::: Supplied records :::
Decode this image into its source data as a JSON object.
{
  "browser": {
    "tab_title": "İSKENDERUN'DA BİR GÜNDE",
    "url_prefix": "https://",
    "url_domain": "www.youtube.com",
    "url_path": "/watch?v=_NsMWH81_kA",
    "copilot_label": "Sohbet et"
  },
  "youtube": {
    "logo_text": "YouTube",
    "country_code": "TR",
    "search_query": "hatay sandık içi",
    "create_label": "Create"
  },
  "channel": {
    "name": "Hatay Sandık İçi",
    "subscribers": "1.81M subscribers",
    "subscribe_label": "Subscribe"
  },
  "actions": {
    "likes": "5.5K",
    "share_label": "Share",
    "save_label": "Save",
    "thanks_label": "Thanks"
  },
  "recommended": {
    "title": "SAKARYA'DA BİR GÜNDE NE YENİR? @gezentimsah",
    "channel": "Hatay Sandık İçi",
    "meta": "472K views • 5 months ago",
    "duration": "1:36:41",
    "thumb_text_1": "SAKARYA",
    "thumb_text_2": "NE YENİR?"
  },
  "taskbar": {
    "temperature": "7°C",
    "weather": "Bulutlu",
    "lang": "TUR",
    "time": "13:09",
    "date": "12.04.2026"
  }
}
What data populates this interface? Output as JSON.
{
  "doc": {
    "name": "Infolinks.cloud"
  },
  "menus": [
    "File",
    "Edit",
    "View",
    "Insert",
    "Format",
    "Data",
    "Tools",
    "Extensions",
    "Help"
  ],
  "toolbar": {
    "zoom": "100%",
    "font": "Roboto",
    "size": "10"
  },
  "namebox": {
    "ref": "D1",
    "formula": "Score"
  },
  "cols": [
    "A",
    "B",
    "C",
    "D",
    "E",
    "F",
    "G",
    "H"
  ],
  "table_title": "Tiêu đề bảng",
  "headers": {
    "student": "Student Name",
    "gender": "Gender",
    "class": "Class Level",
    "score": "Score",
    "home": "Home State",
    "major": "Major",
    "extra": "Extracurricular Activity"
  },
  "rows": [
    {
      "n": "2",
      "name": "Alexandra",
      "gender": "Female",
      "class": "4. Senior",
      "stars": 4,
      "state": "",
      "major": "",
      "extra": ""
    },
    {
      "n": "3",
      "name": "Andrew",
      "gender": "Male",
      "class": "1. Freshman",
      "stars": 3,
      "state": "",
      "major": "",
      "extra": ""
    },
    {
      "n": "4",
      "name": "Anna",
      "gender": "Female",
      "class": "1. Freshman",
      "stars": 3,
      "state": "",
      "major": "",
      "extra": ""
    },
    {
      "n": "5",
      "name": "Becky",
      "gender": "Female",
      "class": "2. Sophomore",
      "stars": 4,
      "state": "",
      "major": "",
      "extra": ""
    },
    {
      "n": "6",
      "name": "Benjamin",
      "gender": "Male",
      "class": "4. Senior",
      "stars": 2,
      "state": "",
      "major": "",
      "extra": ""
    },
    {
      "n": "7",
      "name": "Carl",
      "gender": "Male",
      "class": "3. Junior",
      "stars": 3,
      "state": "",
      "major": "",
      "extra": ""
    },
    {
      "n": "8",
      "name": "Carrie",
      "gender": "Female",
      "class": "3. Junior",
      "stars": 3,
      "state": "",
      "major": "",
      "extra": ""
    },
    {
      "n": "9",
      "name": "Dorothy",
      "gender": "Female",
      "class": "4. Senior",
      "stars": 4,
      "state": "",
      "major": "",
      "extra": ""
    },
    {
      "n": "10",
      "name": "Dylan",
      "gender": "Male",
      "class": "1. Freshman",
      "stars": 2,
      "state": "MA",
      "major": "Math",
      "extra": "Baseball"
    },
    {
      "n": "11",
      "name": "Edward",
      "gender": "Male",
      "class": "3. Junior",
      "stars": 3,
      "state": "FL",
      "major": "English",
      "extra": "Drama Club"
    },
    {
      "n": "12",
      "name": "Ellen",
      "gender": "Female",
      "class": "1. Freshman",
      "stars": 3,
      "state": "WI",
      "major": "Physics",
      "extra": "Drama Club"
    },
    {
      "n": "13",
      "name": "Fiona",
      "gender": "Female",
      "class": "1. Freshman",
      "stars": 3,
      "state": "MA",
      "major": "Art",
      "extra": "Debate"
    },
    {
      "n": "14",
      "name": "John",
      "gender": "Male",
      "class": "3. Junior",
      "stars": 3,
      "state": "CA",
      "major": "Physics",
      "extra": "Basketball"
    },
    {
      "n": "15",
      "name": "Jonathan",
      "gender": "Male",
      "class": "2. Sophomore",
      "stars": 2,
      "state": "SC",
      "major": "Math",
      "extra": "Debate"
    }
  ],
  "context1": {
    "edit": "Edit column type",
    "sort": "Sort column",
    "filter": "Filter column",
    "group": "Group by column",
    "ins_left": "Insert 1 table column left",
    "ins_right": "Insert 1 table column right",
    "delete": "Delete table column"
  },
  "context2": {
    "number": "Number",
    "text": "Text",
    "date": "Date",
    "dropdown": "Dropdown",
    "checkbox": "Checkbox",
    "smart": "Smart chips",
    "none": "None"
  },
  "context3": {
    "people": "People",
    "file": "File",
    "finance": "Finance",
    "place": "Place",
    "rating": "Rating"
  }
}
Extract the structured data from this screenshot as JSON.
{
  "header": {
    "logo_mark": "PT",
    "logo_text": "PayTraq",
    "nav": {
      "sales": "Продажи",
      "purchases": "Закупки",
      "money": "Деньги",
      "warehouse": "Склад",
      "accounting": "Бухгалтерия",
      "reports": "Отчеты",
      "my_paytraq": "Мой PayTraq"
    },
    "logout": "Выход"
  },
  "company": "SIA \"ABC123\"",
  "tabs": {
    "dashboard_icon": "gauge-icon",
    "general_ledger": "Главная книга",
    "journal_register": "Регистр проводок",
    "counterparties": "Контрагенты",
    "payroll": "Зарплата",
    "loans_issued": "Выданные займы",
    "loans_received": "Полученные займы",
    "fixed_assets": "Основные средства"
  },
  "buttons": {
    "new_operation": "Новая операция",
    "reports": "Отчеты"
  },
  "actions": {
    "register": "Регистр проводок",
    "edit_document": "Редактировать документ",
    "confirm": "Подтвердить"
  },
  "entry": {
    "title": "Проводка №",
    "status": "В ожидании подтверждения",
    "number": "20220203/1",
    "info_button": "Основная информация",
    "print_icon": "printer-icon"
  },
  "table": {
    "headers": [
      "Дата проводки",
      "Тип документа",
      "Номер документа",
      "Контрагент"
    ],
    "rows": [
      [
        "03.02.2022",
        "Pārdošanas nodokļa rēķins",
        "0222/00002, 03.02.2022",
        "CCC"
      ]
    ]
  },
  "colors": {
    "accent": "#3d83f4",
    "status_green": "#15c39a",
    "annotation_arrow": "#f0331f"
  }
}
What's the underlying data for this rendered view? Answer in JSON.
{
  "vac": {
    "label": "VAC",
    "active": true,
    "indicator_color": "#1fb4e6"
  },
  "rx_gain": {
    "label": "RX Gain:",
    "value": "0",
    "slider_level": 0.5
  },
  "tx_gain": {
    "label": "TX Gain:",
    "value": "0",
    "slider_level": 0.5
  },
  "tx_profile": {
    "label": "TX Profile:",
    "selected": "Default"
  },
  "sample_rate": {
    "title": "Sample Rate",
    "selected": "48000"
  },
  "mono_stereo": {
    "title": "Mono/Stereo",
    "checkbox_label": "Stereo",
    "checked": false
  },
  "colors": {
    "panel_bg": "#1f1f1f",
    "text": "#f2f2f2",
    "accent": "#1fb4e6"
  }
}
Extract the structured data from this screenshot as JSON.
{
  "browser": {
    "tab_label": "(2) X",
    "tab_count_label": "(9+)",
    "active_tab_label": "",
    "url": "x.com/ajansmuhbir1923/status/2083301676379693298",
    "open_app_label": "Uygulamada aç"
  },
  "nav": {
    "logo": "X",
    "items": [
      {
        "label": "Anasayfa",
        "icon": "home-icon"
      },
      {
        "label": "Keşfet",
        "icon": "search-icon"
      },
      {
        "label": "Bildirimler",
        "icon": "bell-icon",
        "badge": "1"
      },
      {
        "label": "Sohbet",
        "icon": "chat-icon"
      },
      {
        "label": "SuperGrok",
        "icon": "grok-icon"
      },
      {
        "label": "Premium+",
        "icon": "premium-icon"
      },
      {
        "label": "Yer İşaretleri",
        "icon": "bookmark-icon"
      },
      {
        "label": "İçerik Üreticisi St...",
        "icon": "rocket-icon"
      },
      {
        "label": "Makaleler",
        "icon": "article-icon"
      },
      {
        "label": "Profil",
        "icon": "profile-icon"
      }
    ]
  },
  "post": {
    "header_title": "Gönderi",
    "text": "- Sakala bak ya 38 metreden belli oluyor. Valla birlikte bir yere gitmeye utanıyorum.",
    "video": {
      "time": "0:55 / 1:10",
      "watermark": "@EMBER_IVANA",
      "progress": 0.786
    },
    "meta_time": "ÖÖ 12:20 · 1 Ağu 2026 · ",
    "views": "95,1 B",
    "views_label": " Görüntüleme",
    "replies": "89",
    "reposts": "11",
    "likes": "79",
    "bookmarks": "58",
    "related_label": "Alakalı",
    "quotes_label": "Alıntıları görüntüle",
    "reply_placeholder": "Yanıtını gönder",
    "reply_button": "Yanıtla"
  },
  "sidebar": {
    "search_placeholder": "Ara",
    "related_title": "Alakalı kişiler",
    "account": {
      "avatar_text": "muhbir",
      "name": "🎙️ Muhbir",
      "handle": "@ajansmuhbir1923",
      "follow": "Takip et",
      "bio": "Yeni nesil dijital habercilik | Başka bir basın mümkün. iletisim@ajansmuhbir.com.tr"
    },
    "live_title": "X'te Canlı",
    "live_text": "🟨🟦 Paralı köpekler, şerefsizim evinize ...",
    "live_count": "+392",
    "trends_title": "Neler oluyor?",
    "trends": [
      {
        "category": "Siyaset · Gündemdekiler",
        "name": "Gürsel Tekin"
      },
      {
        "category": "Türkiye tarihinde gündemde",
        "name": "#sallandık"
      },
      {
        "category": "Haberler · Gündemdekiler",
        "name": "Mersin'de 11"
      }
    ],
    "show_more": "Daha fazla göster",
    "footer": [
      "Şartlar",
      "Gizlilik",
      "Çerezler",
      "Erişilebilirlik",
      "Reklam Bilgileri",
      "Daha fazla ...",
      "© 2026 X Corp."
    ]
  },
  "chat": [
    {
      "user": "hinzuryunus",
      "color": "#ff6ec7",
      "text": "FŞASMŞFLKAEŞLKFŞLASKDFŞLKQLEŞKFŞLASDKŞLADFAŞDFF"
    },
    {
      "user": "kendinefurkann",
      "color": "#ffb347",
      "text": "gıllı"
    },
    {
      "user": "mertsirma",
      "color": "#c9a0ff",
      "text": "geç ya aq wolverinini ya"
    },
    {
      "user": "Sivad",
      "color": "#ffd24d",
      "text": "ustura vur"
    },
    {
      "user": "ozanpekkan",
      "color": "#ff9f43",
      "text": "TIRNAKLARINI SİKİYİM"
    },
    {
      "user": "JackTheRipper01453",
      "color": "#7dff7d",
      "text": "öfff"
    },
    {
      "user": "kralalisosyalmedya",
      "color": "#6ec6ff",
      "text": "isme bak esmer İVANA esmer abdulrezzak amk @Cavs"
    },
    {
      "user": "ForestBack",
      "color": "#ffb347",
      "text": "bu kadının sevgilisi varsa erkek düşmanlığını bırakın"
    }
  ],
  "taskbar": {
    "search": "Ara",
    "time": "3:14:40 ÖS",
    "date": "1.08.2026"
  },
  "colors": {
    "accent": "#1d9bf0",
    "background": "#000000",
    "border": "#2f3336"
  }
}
:::
* _Objective_: Where a line holds "SAKARYA", copy it out.

* _The solution_:
    "title": "SAKARYA'DA BİR GÜNDE NE YENİR? @gezentimsah",
    "thumb_text_1": "SAKARYA",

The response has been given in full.